* Start Records for the exercise *

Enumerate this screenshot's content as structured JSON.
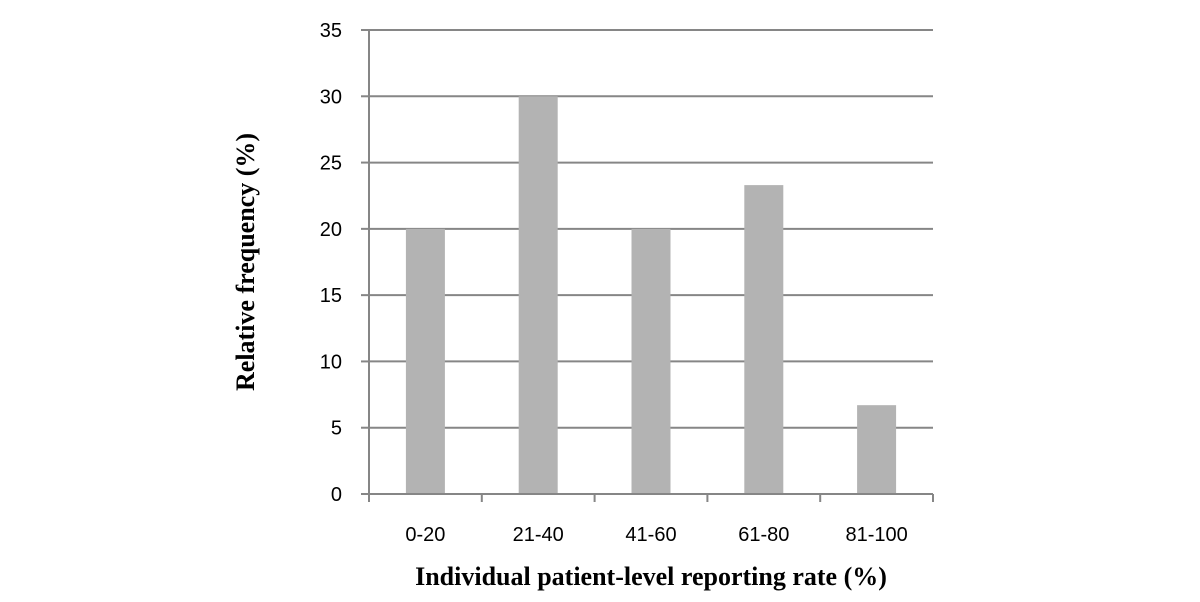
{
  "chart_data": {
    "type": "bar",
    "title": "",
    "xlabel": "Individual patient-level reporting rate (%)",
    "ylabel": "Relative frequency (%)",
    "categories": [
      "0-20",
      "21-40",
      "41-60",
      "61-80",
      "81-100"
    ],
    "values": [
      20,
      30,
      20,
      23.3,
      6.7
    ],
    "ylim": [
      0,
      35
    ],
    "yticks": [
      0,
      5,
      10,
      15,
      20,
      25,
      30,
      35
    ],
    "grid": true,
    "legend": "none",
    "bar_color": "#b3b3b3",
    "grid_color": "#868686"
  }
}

* End Records for the exercise *

**Given exercise**. Please set down each line of the data above exactly as written, without the pictures.

**Exercise output**.
Enumerate this screenshot's content as structured JSON.
{
  "chart_data": {
    "type": "bar",
    "title": "",
    "xlabel": "Individual patient-level reporting rate (%)",
    "ylabel": "Relative frequency (%)",
    "categories": [
      "0-20",
      "21-40",
      "41-60",
      "61-80",
      "81-100"
    ],
    "values": [
      20,
      30,
      20,
      23.3,
      6.7
    ],
    "ylim": [
      0,
      35
    ],
    "yticks": [
      0,
      5,
      10,
      15,
      20,
      25,
      30,
      35
    ],
    "grid": true,
    "legend": "none",
    "bar_color": "#b3b3b3",
    "grid_color": "#868686"
  }
}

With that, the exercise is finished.